Литмир - Электронная Библиотека

В 1543 году Кассандра удалилась в доминиканский монастырь, где прожила до смерти (1569), достигнув почти девяностолетнего возраста. Цифра примерна; мы исходим из того, что в год неудавшегося замужества (1499) ей навряд ли могло быть больше двадцати.

Законно задаться вопросом, почему, когда Кассандра была объявлена свободной от брака с Альфонсо Кастриотом, Саннадзаро не женился на ней. В год ее развода ему исполнилось шестьдесят, ей, вероятно, не было и сорока. При разнице в возрасте, при тяжелых недугах поэта, однако, трудно поверить, что Кассандра, имея к нему горячее ответное чувство, отказала бы ему, сделай он ей предложение. Об этом гадали и биографы прошлых веков, высказывая подчас мнения, отнюдь не совместимые с тем, что мы знаем о моральных принципах Саннадзаро. Например, предполагалось, что, когда на папский престол взошел Климент VII Медичи, имевший славу покровителя искусств, Саннадзаро будто бы ожидал получить от него кардинальскую мантию, в чем женитьба могла ему помешать[103].

■ **Листинг**:

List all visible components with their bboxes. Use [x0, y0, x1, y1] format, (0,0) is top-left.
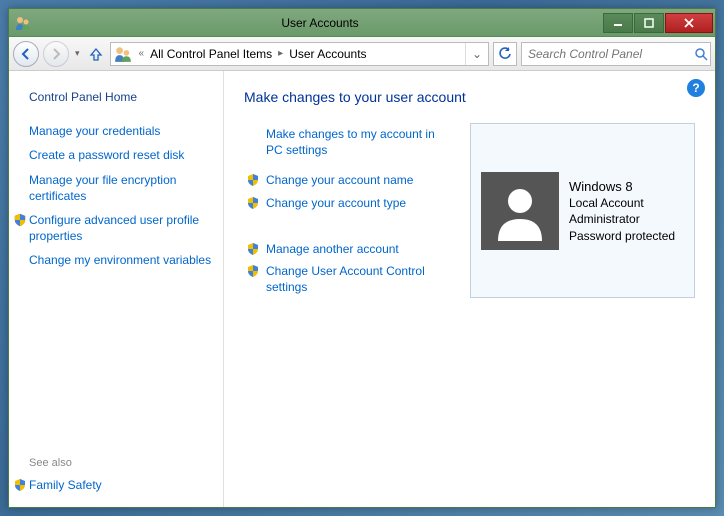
- content-area: ? Control Panel Home Manage your credent…: [9, 71, 715, 507]
- account-info: Windows 8 Local Account Administrator Pa…: [569, 178, 675, 244]
- breadcrumb-overflow-icon[interactable]: «: [135, 48, 149, 59]
- sidebar-manage-credentials[interactable]: Manage your credentials: [9, 119, 223, 143]
- minimize-button[interactable]: [603, 13, 633, 33]
- link-label: Change User Account Control settings: [266, 263, 454, 295]
- close-button[interactable]: [665, 13, 713, 33]
- window-controls: [603, 13, 713, 33]
- recent-locations-dropdown[interactable]: ▾: [73, 48, 82, 59]
- sidebar-password-reset-disk[interactable]: Create a password reset disk: [9, 143, 223, 167]
- account-actions: Make changes to my account in PC setting…: [244, 123, 454, 298]
- search-icon[interactable]: [691, 47, 710, 61]
- search-box: [521, 42, 711, 66]
- shield-icon: [13, 213, 27, 227]
- navigation-bar: ▾ « All Control Panel Items ▸ User Accou…: [9, 37, 715, 71]
- shield-icon: [246, 242, 260, 256]
- account-pw-status: Password protected: [569, 228, 675, 244]
- sidebar-file-encryption[interactable]: Manage your file encryption certificates: [9, 168, 223, 208]
- breadcrumb-item-user-accounts[interactable]: User Accounts: [287, 47, 368, 61]
- window-title: User Accounts: [37, 16, 603, 30]
- sidebar: Control Panel Home Manage your credentia…: [9, 71, 224, 507]
- avatar: [481, 172, 559, 250]
- account-card: Windows 8 Local Account Administrator Pa…: [470, 123, 695, 298]
- maximize-button[interactable]: [634, 13, 664, 33]
- main-panel: Make changes to your user account Make c…: [224, 71, 715, 507]
- link-manage-another[interactable]: Manage another account: [244, 238, 454, 260]
- shield-icon: [246, 173, 260, 187]
- user-accounts-window: User Accounts ▾ « All Control Panel Item…: [8, 8, 716, 508]
- sidebar-item-label: Configure advanced user profile properti…: [29, 212, 213, 244]
- link-pc-settings[interactable]: Make changes to my account in PC setting…: [244, 123, 454, 161]
- account-type: Local Account: [569, 195, 675, 211]
- link-uac-settings[interactable]: Change User Account Control settings: [244, 260, 454, 298]
- account-role: Administrator: [569, 211, 675, 227]
- search-input[interactable]: [522, 47, 691, 61]
- sidebar-advanced-profile[interactable]: Configure advanced user profile properti…: [9, 208, 223, 248]
- see-also-label: See also: [9, 453, 223, 473]
- titlebar: User Accounts: [9, 9, 715, 37]
- link-change-type[interactable]: Change your account type: [244, 192, 454, 214]
- breadcrumb-dropdown[interactable]: ⌄: [465, 43, 488, 65]
- shield-icon: [13, 478, 27, 492]
- breadcrumb[interactable]: « All Control Panel Items ▸ User Account…: [110, 42, 489, 66]
- up-button[interactable]: [86, 44, 106, 64]
- account-name: Windows 8: [569, 178, 675, 196]
- refresh-button[interactable]: [493, 42, 517, 66]
- shield-icon: [246, 264, 260, 278]
- link-label: Manage another account: [266, 241, 399, 257]
- link-label: Change your account name: [266, 172, 413, 188]
- back-button[interactable]: [13, 41, 39, 67]
- breadcrumb-separator-icon: ▸: [274, 48, 287, 59]
- link-label: Change your account type: [266, 195, 406, 211]
- page-heading: Make changes to your user account: [244, 89, 695, 105]
- breadcrumb-icon: [114, 45, 132, 63]
- sidebar-item-label: Family Safety: [29, 477, 102, 493]
- breadcrumb-item-control-panel[interactable]: All Control Panel Items: [148, 47, 274, 61]
- control-panel-home-link[interactable]: Control Panel Home: [9, 85, 223, 109]
- sidebar-family-safety[interactable]: Family Safety: [9, 473, 223, 497]
- app-icon: [15, 15, 31, 31]
- shield-icon: [246, 196, 260, 210]
- sidebar-env-variables[interactable]: Change my environment variables: [9, 248, 223, 272]
- link-change-name[interactable]: Change your account name: [244, 169, 454, 191]
- forward-button[interactable]: [43, 41, 69, 67]
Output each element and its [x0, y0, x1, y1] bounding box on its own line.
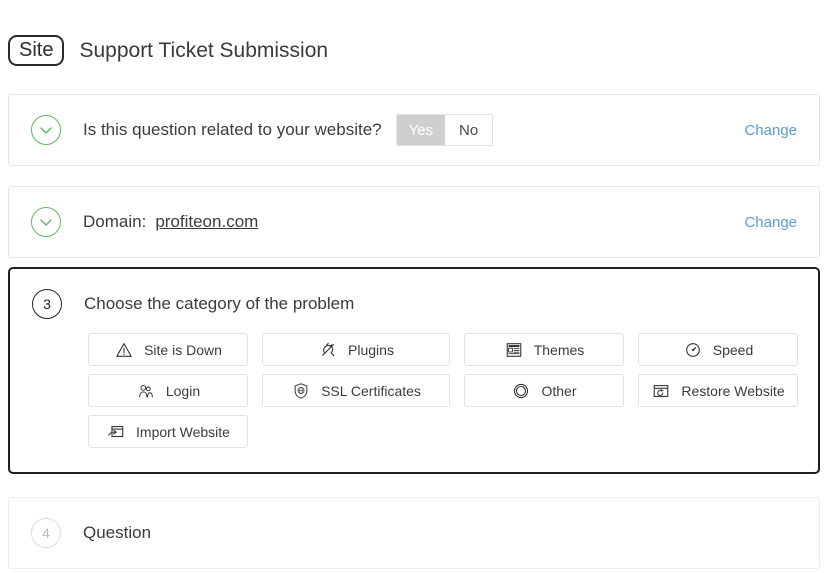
check-circle-icon [31, 115, 61, 145]
step-3-number-circle: 3 [32, 289, 62, 319]
category-label: Speed [712, 341, 754, 358]
double-circle-icon [511, 381, 531, 401]
step-2-label: Domain: [83, 212, 147, 231]
category-row: Import Website [88, 415, 818, 448]
page-header: Site Support Ticket Submission [0, 0, 828, 72]
check-circle-icon [31, 207, 61, 237]
step-1-label: Is this question related to your website… [83, 120, 382, 139]
step-2-change-link[interactable]: Change [744, 214, 797, 231]
category-row: Login SSL Certificates Other Restore Web… [88, 374, 818, 407]
plug-icon [318, 340, 338, 360]
step-4-number-circle: 4 [31, 518, 61, 548]
step-4-label: Question [83, 523, 152, 542]
category-label: Other [541, 382, 577, 399]
category-label: Restore Website [681, 382, 785, 399]
category-button-themes[interactable]: Themes [464, 333, 624, 366]
category-button-other[interactable]: Other [464, 374, 624, 407]
step-2-row: Domain: profiteon.com Change [9, 187, 819, 257]
category-label: Plugins [348, 341, 394, 358]
category-row: Site is Down Plugins Themes Speed [88, 333, 818, 366]
toggle-option-no[interactable]: No [445, 115, 493, 145]
category-label: Site is Down [144, 341, 222, 358]
domain-value[interactable]: profiteon.com [155, 212, 258, 232]
speedometer-icon [683, 340, 703, 360]
step-1-card: Is this question related to your website… [8, 94, 820, 166]
import-window-icon [106, 422, 126, 442]
shield-globe-icon [291, 381, 311, 401]
category-button-speed[interactable]: Speed [638, 333, 798, 366]
category-button-restore-website[interactable]: Restore Website [638, 374, 798, 407]
step-3-header: 3 Choose the category of the problem [10, 269, 818, 319]
category-label: SSL Certificates [321, 382, 421, 399]
step-1-row: Is this question related to your website… [9, 95, 819, 165]
step-3-label: Choose the category of the problem [84, 294, 355, 313]
toggle-option-yes[interactable]: Yes [396, 115, 446, 145]
warning-triangle-icon [114, 340, 134, 360]
step-1-change-link[interactable]: Change [744, 122, 797, 139]
support-ticket-page: Site Support Ticket Submission Is this q… [0, 0, 828, 573]
category-button-site-is-down[interactable]: Site is Down [88, 333, 248, 366]
users-icon [136, 381, 156, 401]
category-button-login[interactable]: Login [88, 374, 248, 407]
step-4-row: 4 Question [9, 498, 819, 568]
category-button-ssl-certificates[interactable]: SSL Certificates [262, 374, 450, 407]
website-related-toggle[interactable]: Yes No [395, 114, 494, 146]
category-label: Themes [533, 341, 585, 358]
restore-window-icon [651, 381, 671, 401]
step-3-card: 3 Choose the category of the problem Sit… [8, 267, 820, 474]
category-button-plugins[interactable]: Plugins [262, 333, 450, 366]
category-label: Import Website [136, 423, 230, 440]
step-4-card: 4 Question [8, 497, 820, 569]
page-title: Support Ticket Submission [79, 38, 329, 62]
category-grid: Site is Down Plugins Themes Speed Login … [10, 319, 818, 468]
site-badge: Site [8, 35, 65, 66]
step-2-card: Domain: profiteon.com Change [8, 186, 820, 258]
category-label: Login [165, 382, 201, 399]
layout-icon [504, 340, 524, 360]
category-button-import-website[interactable]: Import Website [88, 415, 248, 448]
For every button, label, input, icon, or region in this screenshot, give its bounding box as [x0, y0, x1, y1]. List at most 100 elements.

■ **Цель упражнения**: В каком году, согласно фрагменту документа, Кассандра удалилась в доминиканский монастырь?

■ **Ответ**: В 1543 году.